## Questions
- A) Copy everything from "The issue of methane" down to "regulating pipeline safety.)" in the APGA interview excerpt, substituting "consumer assessments" for every occurrence of "user fees".
- B) According to the APGA interview excerpt, since what year has PHMSA's pipeline safety program been completely funded by user fees?

This current system makes it uneconomical for customers to challenge excessive pipeline rates, which virtually guarantees that many pipelines will continue to overcharge their customers despite the NGA mandate that pipeline rates be just and reasonable. There is no valid reason to protect electric customers from paying unjust and unreasonable rates but not gas customers. Fairness requires that successful complainants, both gas and electric, must be awarded refunds from the date the complaint is filed until the date new just and reasonable rates are ordered to be in effect.

P&GJ: What are APGA’s priority issues as Congress addresses Reauthorization of the Pipeline Safety Act?

Worsinger: APGA supports a clean reauthorization of the Pipeline Safety Act. A number of regulations that came out of the last reauthorization are yet to be finalized or are still early in the implementation phase. We believe time should be allowed for those regulations to go into effect before additional regulations are imposed upon public gas systems.

The issue of methane as a greenhouse gas has received a lot of publicity. It may be raised and place scrutiny on how PHMSA considers environmental impacts when regulating utilities’ leak management and main replacement programs.
The issue of pipeline safety user fees has been raised. Since 1986, PHMSA’s pipeline safety program has been completely funded by user fees paid by gas consumers and collected by transmission pipeline operators. (The logic behind user fees is that gas consumers are the ultimate beneficiaries of a well-regulated gas pipeline system. Therefore, those gas consumers should pay the cost of regulating pipeline safety.)

## Record excerpts
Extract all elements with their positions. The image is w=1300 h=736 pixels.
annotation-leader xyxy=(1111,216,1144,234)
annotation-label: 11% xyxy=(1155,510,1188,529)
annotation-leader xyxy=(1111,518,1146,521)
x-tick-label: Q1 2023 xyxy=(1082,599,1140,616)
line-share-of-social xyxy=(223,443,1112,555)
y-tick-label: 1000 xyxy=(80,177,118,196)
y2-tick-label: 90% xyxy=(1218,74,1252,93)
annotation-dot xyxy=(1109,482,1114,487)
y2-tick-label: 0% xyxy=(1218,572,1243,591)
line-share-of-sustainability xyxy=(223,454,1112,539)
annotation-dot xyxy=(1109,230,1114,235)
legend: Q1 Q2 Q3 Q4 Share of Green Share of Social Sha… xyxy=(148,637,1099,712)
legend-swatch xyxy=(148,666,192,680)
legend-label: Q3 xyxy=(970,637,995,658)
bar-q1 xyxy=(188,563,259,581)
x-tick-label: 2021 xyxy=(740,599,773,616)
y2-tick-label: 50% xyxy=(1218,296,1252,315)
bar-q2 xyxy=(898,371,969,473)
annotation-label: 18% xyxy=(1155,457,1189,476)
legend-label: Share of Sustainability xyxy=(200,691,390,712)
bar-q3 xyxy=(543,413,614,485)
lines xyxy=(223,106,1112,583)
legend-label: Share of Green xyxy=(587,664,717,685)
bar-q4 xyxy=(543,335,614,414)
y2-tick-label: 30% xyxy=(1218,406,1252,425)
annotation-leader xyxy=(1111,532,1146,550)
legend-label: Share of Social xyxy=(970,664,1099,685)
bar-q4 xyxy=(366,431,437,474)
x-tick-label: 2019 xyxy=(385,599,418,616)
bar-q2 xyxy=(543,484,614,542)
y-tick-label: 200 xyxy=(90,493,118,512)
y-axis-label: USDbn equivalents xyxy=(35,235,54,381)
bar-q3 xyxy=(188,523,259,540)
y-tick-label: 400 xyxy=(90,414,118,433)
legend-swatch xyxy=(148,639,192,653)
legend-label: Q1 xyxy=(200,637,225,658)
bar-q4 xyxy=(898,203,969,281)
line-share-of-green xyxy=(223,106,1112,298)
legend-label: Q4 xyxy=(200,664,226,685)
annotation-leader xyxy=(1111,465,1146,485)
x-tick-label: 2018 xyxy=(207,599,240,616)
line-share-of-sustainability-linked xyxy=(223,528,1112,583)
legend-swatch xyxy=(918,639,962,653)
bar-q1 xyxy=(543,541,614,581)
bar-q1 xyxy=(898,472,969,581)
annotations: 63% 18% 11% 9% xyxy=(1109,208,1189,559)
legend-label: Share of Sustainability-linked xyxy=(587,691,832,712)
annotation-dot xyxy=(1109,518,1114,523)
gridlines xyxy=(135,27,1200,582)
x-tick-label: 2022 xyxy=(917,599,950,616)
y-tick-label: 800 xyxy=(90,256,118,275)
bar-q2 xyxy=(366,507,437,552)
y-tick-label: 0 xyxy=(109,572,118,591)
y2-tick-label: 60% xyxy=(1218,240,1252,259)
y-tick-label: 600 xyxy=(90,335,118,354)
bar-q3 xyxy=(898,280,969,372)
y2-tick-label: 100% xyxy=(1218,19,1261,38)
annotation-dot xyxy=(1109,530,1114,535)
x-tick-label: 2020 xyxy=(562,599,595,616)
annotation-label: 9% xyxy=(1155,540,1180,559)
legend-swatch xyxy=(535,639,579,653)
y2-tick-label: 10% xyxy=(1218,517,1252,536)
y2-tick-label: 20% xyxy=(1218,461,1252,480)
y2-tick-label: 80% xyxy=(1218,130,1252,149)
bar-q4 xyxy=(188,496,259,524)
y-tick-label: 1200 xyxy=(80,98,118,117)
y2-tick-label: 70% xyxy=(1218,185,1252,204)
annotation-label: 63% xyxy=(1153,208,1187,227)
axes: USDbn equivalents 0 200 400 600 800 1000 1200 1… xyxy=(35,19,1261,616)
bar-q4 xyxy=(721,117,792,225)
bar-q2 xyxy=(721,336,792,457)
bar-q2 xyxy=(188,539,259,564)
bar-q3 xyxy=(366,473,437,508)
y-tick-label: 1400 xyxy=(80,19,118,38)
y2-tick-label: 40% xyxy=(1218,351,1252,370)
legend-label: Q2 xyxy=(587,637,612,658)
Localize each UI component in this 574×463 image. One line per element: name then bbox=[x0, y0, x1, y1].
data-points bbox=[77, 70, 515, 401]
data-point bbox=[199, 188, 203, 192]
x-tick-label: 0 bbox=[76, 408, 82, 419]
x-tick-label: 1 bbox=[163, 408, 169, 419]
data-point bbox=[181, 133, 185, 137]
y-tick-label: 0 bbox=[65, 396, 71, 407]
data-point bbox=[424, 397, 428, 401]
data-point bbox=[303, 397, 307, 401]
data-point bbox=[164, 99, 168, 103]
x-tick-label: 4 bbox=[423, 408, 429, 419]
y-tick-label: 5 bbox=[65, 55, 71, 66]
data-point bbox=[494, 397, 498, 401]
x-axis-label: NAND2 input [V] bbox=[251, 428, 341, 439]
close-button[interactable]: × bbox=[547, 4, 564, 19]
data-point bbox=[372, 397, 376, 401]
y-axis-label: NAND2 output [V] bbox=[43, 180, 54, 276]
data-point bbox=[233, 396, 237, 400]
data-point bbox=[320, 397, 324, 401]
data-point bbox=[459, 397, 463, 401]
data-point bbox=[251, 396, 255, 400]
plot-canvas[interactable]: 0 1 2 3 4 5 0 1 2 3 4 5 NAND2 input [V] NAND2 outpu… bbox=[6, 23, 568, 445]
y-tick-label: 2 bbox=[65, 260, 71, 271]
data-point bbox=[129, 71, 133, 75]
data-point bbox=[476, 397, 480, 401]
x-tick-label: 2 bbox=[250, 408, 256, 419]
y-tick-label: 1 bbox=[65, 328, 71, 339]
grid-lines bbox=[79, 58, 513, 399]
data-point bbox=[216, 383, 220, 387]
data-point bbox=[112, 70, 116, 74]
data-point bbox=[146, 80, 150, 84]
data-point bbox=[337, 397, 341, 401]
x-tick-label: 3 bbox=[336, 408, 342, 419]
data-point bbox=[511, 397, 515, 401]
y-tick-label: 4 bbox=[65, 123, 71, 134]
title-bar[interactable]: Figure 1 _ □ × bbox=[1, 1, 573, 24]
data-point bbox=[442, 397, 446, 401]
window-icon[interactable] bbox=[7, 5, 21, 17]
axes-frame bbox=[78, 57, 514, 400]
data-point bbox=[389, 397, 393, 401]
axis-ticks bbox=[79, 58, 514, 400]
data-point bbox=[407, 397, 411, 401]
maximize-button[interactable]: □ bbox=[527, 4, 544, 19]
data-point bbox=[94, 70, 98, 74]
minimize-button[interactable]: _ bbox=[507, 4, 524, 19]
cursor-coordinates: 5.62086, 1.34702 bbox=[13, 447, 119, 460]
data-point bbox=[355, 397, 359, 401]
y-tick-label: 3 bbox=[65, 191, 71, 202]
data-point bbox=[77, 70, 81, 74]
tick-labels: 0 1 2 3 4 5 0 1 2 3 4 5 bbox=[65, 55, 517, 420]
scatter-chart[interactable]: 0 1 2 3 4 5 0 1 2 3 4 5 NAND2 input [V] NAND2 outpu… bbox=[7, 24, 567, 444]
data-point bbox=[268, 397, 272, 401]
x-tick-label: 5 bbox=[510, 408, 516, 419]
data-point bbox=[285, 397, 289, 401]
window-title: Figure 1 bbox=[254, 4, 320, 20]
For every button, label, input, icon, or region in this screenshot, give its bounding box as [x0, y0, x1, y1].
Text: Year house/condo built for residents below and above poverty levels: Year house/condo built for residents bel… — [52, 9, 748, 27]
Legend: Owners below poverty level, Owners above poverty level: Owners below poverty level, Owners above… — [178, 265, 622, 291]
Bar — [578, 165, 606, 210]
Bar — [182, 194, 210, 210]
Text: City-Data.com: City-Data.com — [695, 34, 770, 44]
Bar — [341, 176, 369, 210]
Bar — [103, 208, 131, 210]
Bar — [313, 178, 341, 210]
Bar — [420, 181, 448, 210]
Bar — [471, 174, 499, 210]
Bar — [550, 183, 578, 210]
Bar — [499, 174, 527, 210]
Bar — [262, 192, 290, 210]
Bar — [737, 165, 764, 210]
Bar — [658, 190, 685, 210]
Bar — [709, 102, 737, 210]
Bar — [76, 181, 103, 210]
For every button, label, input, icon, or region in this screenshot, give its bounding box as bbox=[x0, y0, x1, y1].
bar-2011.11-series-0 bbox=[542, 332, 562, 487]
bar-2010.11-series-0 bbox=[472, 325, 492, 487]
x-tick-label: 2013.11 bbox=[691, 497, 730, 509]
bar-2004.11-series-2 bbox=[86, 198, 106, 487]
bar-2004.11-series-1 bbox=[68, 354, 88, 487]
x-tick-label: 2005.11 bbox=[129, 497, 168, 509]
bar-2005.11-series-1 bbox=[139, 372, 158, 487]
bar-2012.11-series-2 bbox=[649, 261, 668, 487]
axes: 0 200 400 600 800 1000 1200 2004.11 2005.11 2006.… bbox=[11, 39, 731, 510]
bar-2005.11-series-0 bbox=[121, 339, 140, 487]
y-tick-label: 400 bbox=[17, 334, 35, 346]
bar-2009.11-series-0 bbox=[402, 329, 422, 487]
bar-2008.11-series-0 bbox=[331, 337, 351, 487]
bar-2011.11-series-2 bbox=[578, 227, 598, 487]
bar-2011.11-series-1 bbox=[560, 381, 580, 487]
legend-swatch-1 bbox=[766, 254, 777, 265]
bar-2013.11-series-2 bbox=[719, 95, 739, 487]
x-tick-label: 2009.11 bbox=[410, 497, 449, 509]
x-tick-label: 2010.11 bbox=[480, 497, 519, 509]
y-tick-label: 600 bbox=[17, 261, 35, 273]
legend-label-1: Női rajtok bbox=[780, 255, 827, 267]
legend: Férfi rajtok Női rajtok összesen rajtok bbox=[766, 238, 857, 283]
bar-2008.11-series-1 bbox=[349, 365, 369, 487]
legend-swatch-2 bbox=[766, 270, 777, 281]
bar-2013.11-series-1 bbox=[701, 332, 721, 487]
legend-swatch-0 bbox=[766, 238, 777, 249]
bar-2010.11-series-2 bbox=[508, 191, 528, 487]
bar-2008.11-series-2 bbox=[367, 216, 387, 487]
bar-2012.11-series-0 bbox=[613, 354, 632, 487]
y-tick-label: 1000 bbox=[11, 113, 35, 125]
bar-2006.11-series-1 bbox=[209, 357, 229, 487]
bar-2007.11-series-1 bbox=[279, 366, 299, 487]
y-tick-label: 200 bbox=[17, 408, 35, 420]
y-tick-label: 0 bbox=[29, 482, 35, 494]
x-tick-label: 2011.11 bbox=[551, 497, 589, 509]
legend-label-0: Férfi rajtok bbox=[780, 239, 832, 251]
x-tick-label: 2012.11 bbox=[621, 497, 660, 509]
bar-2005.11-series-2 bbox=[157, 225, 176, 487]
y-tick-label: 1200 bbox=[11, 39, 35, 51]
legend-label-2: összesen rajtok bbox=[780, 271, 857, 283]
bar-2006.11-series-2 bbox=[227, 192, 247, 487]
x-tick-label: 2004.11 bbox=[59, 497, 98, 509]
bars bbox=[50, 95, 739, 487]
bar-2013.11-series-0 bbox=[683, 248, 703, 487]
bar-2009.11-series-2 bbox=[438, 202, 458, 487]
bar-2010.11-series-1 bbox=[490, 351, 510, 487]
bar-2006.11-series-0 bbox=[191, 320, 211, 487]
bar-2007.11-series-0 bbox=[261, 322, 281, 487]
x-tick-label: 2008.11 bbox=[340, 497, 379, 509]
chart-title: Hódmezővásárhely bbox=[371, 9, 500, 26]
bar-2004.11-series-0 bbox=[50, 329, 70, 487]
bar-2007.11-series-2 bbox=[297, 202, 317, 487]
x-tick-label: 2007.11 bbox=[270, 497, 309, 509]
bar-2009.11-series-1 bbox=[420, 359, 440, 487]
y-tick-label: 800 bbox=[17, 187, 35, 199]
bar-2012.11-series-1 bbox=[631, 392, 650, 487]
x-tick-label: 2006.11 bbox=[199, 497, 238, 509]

## Solutions to the exercise
- A)
The issue of methane as a greenhouse gas has received a lot of publicity. It may be raised and place scrutiny on how PHMSA considers environmental impacts when regulating utilities’ leak management and main replacement programs.
The issue of pipeline safety consumer assessments has been raised. Since 1986, PHMSA’s pipeline safety program has been completely funded by consumer assessments paid by gas consumers and collected by transmission pipeline operators. (The logic behind consumer assessments is that gas consumers are the ultimate beneficiaries of a well-regulated gas pipeline system. Therefore, those gas consumers should pay the cost of regulating pipeline safety.)

- B) Since 1986.